[INPUT DATA]
□ □ □ □ □

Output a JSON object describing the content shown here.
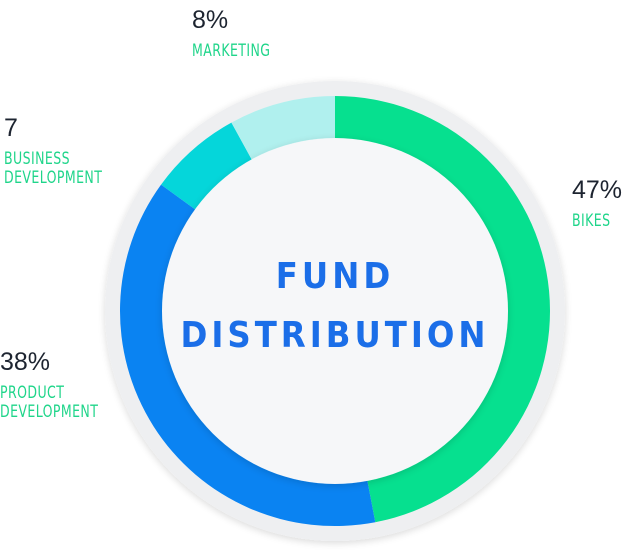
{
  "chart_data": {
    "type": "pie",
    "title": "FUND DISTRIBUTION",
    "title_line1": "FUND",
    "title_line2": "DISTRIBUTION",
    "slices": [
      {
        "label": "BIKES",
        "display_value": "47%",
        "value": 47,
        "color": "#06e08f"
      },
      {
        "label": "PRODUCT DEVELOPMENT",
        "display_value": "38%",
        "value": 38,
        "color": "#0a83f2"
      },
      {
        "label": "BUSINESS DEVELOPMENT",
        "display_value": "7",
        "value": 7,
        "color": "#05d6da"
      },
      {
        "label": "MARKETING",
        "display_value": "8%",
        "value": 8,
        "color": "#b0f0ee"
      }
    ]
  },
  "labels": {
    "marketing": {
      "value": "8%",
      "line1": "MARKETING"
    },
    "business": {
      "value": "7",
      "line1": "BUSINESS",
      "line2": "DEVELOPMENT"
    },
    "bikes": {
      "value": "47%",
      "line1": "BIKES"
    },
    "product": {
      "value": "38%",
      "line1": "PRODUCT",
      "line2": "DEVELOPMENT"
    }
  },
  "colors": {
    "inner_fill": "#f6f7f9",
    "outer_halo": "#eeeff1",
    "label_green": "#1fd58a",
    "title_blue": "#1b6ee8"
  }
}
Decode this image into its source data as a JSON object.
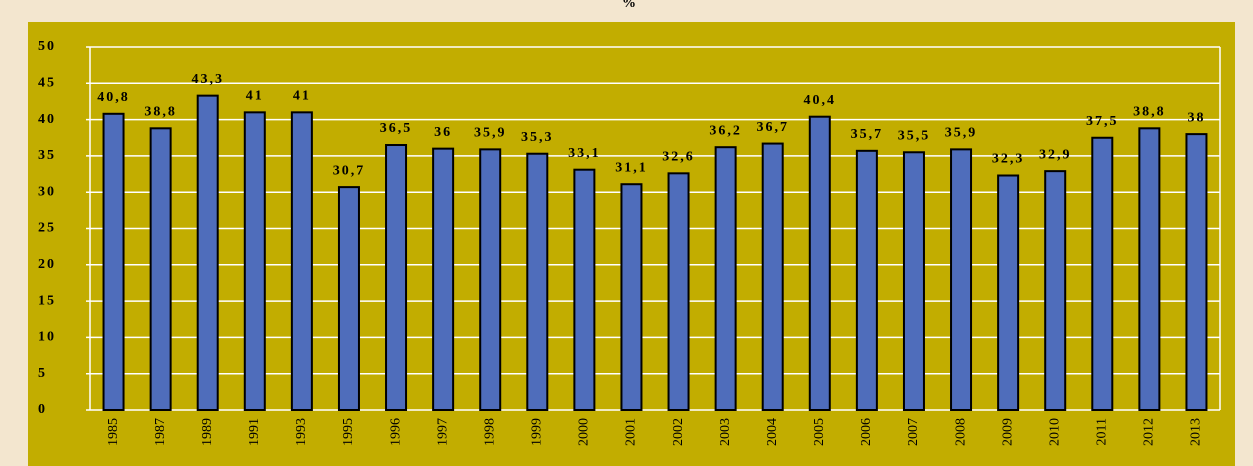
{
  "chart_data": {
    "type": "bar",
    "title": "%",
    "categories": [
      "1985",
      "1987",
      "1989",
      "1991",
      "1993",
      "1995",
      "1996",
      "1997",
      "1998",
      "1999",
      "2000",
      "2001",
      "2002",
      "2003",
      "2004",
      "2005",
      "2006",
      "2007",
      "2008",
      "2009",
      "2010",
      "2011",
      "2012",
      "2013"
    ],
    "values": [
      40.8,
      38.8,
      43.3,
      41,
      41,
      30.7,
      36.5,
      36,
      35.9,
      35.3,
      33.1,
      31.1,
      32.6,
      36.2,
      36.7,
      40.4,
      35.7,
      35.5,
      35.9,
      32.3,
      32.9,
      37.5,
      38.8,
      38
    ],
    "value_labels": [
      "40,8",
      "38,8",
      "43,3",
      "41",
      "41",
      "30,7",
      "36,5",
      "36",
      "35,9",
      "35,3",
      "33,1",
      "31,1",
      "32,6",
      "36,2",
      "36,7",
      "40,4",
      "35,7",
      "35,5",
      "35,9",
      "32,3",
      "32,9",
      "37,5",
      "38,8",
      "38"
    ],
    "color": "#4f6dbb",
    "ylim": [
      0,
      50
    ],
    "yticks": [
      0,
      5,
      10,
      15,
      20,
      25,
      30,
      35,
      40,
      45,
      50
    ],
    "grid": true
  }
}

□ □ □ □ □

[AIM OF THE TASK]
Search the data above for the string "DEVELOPMENT" and copy each line that has it.

[WORKED ANSWER]
        "label": "PRODUCT DEVELOPMENT",
        "label": "BUSINESS DEVELOPMENT",
      "line2": "DEVELOPMENT"
      "line2": "DEVELOPMENT"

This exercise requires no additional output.